_EXERCISE TASK_.
What follows is a set of entries. Give them again exactly, without the pictures.
--*--
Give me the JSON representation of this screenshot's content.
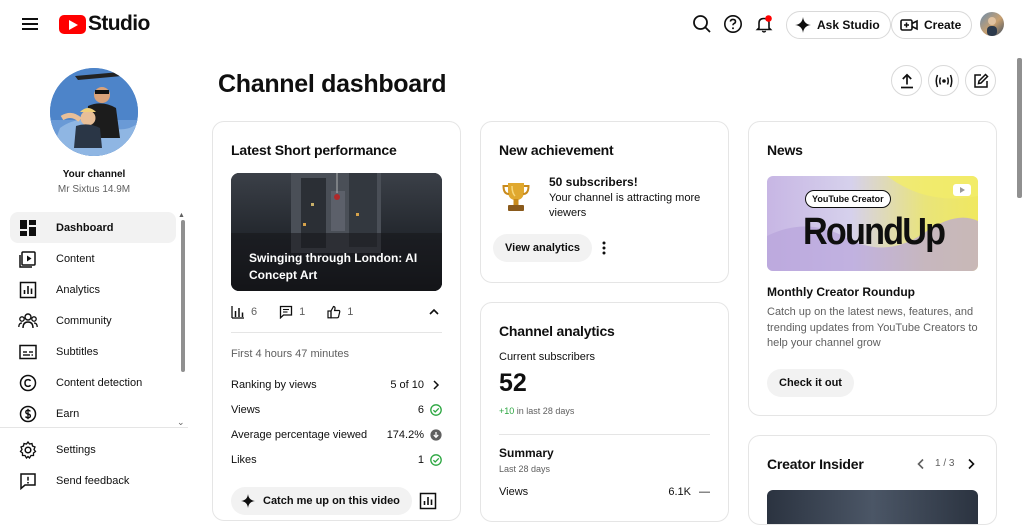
{
  "topbar": {
    "logo_text": "Studio",
    "ask_studio_label": "Ask Studio",
    "create_label": "Create"
  },
  "sidebar": {
    "channel_label": "Your channel",
    "channel_name": "Mr Sixtus 14.9M",
    "items": [
      {
        "label": "Dashboard",
        "icon": "dashboard-icon",
        "active": true
      },
      {
        "label": "Content",
        "icon": "content-icon"
      },
      {
        "label": "Analytics",
        "icon": "analytics-icon"
      },
      {
        "label": "Community",
        "icon": "community-icon"
      },
      {
        "label": "Subtitles",
        "icon": "subtitles-icon"
      },
      {
        "label": "Content detection",
        "icon": "copyright-icon"
      },
      {
        "label": "Earn",
        "icon": "dollar-icon"
      }
    ],
    "bottom_items": [
      {
        "label": "Settings",
        "icon": "gear-icon"
      },
      {
        "label": "Send feedback",
        "icon": "feedback-icon"
      }
    ]
  },
  "main": {
    "title": "Channel dashboard"
  },
  "latest_short": {
    "title": "Latest Short performance",
    "video_title": "Swinging through London: AI Concept Art",
    "views_count": "6",
    "comments_count": "1",
    "likes_count": "1",
    "first_period": "First 4 hours 47 minutes",
    "rows": [
      {
        "label": "Ranking by views",
        "value": "5 of 10"
      },
      {
        "label": "Views",
        "value": "6"
      },
      {
        "label": "Average percentage viewed",
        "value": "174.2%"
      },
      {
        "label": "Likes",
        "value": "1"
      }
    ],
    "catch_up_label": "Catch me up on this video"
  },
  "achievement": {
    "title": "New achievement",
    "headline": "50 subscribers!",
    "description": "Your channel is attracting more viewers",
    "button_label": "View analytics"
  },
  "channel_analytics": {
    "title": "Channel analytics",
    "current_subscribers_label": "Current subscribers",
    "subscribers_value": "52",
    "change_value": "+10",
    "change_period": "in last 28 days",
    "summary_title": "Summary",
    "summary_period": "Last 28 days",
    "views_label": "Views",
    "views_value": "6.1K",
    "views_trend": "—"
  },
  "news": {
    "title": "News",
    "badge_text": "YouTube Creator",
    "image_text": "RoundUp",
    "headline": "Monthly Creator Roundup",
    "description": "Catch up on the latest news, features, and trending updates from YouTube Creators to help your channel grow",
    "button_label": "Check it out"
  },
  "creator_insider": {
    "title": "Creator Insider",
    "pager": "1 / 3"
  },
  "colors": {
    "accent_red": "#ff0000",
    "success_green": "#2ba640",
    "text_primary": "#0f0f0f",
    "text_secondary": "#606060"
  }
}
--*--
_THE ANSWER_.
Give me the JSON representation of this screenshot's content.
{
  "topbar": {
    "logo_text": "Studio",
    "ask_studio_label": "Ask Studio",
    "create_label": "Create"
  },
  "sidebar": {
    "channel_label": "Your channel",
    "channel_name": "Mr Sixtus 14.9M",
    "items": [
      {
        "label": "Dashboard",
        "icon": "dashboard-icon",
        "active": true
      },
      {
        "label": "Content",
        "icon": "content-icon"
      },
      {
        "label": "Analytics",
        "icon": "analytics-icon"
      },
      {
        "label": "Community",
        "icon": "community-icon"
      },
      {
        "label": "Subtitles",
        "icon": "subtitles-icon"
      },
      {
        "label": "Content detection",
        "icon": "copyright-icon"
      },
      {
        "label": "Earn",
        "icon": "dollar-icon"
      }
    ],
    "bottom_items": [
      {
        "label": "Settings",
        "icon": "gear-icon"
      },
      {
        "label": "Send feedback",
        "icon": "feedback-icon"
      }
    ]
  },
  "main": {
    "title": "Channel dashboard"
  },
  "latest_short": {
    "title": "Latest Short performance",
    "video_title": "Swinging through London: AI Concept Art",
    "views_count": "6",
    "comments_count": "1",
    "likes_count": "1",
    "first_period": "First 4 hours 47 minutes",
    "rows": [
      {
        "label": "Ranking by views",
        "value": "5 of 10"
      },
      {
        "label": "Views",
        "value": "6"
      },
      {
        "label": "Average percentage viewed",
        "value": "174.2%"
      },
      {
        "label": "Likes",
        "value": "1"
      }
    ],
    "catch_up_label": "Catch me up on this video"
  },
  "achievement": {
    "title": "New achievement",
    "headline": "50 subscribers!",
    "description": "Your channel is attracting more viewers",
    "button_label": "View analytics"
  },
  "channel_analytics": {
    "title": "Channel analytics",
    "current_subscribers_label": "Current subscribers",
    "subscribers_value": "52",
    "change_value": "+10",
    "change_period": "in last 28 days",
    "summary_title": "Summary",
    "summary_period": "Last 28 days",
    "views_label": "Views",
    "views_value": "6.1K",
    "views_trend": "—"
  },
  "news": {
    "title": "News",
    "badge_text": "YouTube Creator",
    "image_text": "RoundUp",
    "headline": "Monthly Creator Roundup",
    "description": "Catch up on the latest news, features, and trending updates from YouTube Creators to help your channel grow",
    "button_label": "Check it out"
  },
  "creator_insider": {
    "title": "Creator Insider",
    "pager": "1 / 3"
  },
  "colors": {
    "accent_red": "#ff0000",
    "success_green": "#2ba640",
    "text_primary": "#0f0f0f",
    "text_secondary": "#606060"
  }
}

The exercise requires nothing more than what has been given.